What is expected
From the listing below, extract each entry exactly as written, minus the images.

▬▬▬

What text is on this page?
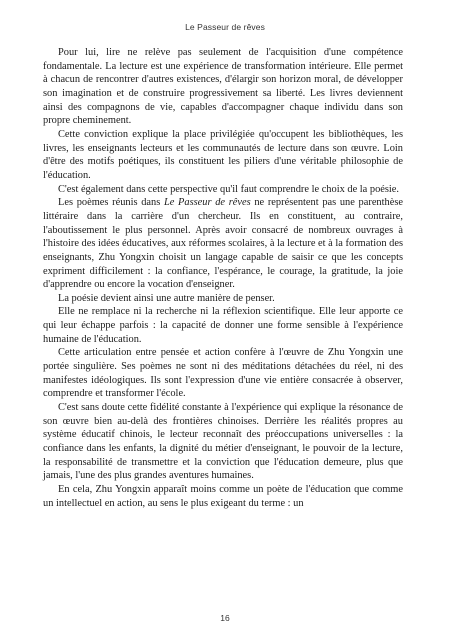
Le Passeur de rêves

Pour lui, lire ne relève pas seulement de l'acquisition d'une compétence fondamentale. La lecture est une expérience de transformation intérieure. Elle permet à chacun de rencontrer d'autres existences, d'élargir son horizon moral, de développer son imagination et de construire progressivement sa liberté. Les livres deviennent ainsi des compagnons de vie, capables d'accompagner chaque individu dans son propre cheminement.

Cette conviction explique la place privilégiée qu'occupent les bibliothèques, les livres, les enseignants lecteurs et les communautés de lecture dans son œuvre. Loin d'être des motifs poétiques, ils constituent les piliers d'une véritable philosophie de l'éducation.

C'est également dans cette perspective qu'il faut comprendre le choix de la poésie.

Les poèmes réunis dans Le Passeur de rêves ne représentent pas une parenthèse littéraire dans la carrière d'un chercheur. Ils en constituent, au contraire, l'aboutissement le plus personnel. Après avoir consacré de nombreux ouvrages à l'histoire des idées éducatives, aux réformes scolaires, à la lecture et à la formation des enseignants, Zhu Yongxin choisit un langage capable de saisir ce que les concepts expriment difficilement : la confiance, l'espérance, le courage, la gratitude, la joie d'apprendre ou encore la vocation d'enseigner.

La poésie devient ainsi une autre manière de penser.

Elle ne remplace ni la recherche ni la réflexion scientifique. Elle leur apporte ce qui leur échappe parfois : la capacité de donner une forme sensible à l'expérience humaine de l'éducation.

Cette articulation entre pensée et action confère à l'œuvre de Zhu Yongxin une portée singulière. Ses poèmes ne sont ni des méditations détachées du réel, ni des manifestes idéologiques. Ils sont l'expression d'une vie entière consacrée à observer, comprendre et transformer l'école.

C'est sans doute cette fidélité constante à l'expérience qui explique la résonance de son œuvre bien au-delà des frontières chinoises. Derrière les réalités propres au système éducatif chinois, le lecteur reconnaît des préoccupations universelles : la confiance dans les enfants, la dignité du métier d'enseignant, le pouvoir de la lecture, la responsabilité de transmettre et la conviction que l'éducation demeure, plus que jamais, l'une des plus grandes aventures humaines.

En cela, Zhu Yongxin apparaît moins comme un poète de l'éducation que comme un intellectuel en action, au sens le plus exigeant du terme : un

16
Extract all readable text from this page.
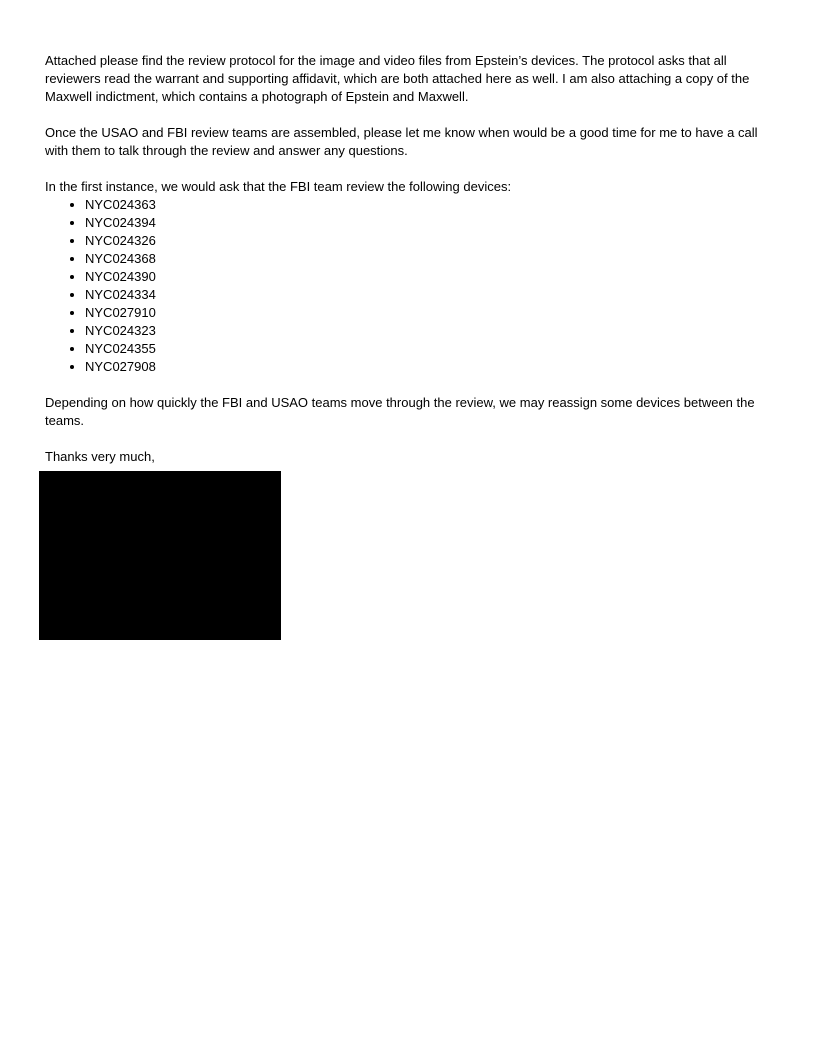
Attached please find the review protocol for the image and video files from Epstein’s devices. The protocol asks that all reviewers read the warrant and supporting affidavit, which are both attached here as well. I am also attaching a copy of the Maxwell indictment, which contains a photograph of Epstein and Maxwell.

Once the USAO and FBI review teams are assembled, please let me know when would be a good time for me to have a call with them to talk through the review and answer any questions.

In the first instance, we would ask that the FBI team review the following devices:

• NYC024363
• NYC024394
• NYC024326
• NYC024368
• NYC024390
• NYC024334
• NYC027910
• NYC024323
• NYC024355
• NYC027908

Depending on how quickly the FBI and USAO teams move through the review, we may reassign some devices between the teams.

Thanks very much,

▬▬▬

Solution to this task
What text is on this page?
Le Passeur de rêves

Pour lui, lire ne relève pas seulement de l'acquisition d'une compétence fondamentale. La lecture est une expérience de transformation intérieure. Elle permet à chacun de rencontrer d'autres existences, d'élargir son horizon moral, de développer son imagination et de construire progressivement sa liberté. Les livres deviennent ainsi des compagnons de vie, capables d'accompagner chaque individu dans son propre cheminement.

Cette conviction explique la place privilégiée qu'occupent les bibliothèques, les livres, les enseignants lecteurs et les communautés de lecture dans son œuvre. Loin d'être des motifs poétiques, ils constituent les piliers d'une véritable philosophie de l'éducation.

C'est également dans cette perspective qu'il faut comprendre le choix de la poésie.

Les poèmes réunis dans Le Passeur de rêves ne représentent pas une parenthèse littéraire dans la carrière d'un chercheur. Ils en constituent, au contraire, l'aboutissement le plus personnel. Après avoir consacré de nombreux ouvrages à l'histoire des idées éducatives, aux réformes scolaires, à la lecture et à la formation des enseignants, Zhu Yongxin choisit un langage capable de saisir ce que les concepts expriment difficilement : la confiance, l'espérance, le courage, la gratitude, la joie d'apprendre ou encore la vocation d'enseigner.

La poésie devient ainsi une autre manière de penser.

Elle ne remplace ni la recherche ni la réflexion scientifique. Elle leur apporte ce qui leur échappe parfois : la capacité de donner une forme sensible à l'expérience humaine de l'éducation.

Cette articulation entre pensée et action confère à l'œuvre de Zhu Yongxin une portée singulière. Ses poèmes ne sont ni des méditations détachées du réel, ni des manifestes idéologiques. Ils sont l'expression d'une vie entière consacrée à observer, comprendre et transformer l'école.

C'est sans doute cette fidélité constante à l'expérience qui explique la résonance de son œuvre bien au-delà des frontières chinoises. Derrière les réalités propres au système éducatif chinois, le lecteur reconnaît des préoccupations universelles : la confiance dans les enfants, la dignité du métier d'enseignant, le pouvoir de la lecture, la responsabilité de transmettre et la conviction que l'éducation demeure, plus que jamais, l'une des plus grandes aventures humaines.

En cela, Zhu Yongxin apparaît moins comme un poète de l'éducation que comme un intellectuel en action, au sens le plus exigeant du terme : un

16
Extract all readable text from this page.
Attached please find the review protocol for the image and video files from Epstein’s devices. The protocol asks that all reviewers read the warrant and supporting affidavit, which are both attached here as well. I am also attaching a copy of the Maxwell indictment, which contains a photograph of Epstein and Maxwell.

Once the USAO and FBI review teams are assembled, please let me know when would be a good time for me to have a call with them to talk through the review and answer any questions.

In the first instance, we would ask that the FBI team review the following devices:

• NYC024363
• NYC024394
• NYC024326
• NYC024368
• NYC024390
• NYC024334
• NYC027910
• NYC024323
• NYC024355
• NYC027908

Depending on how quickly the FBI and USAO teams move through the review, we may reassign some devices between the teams.

Thanks very much,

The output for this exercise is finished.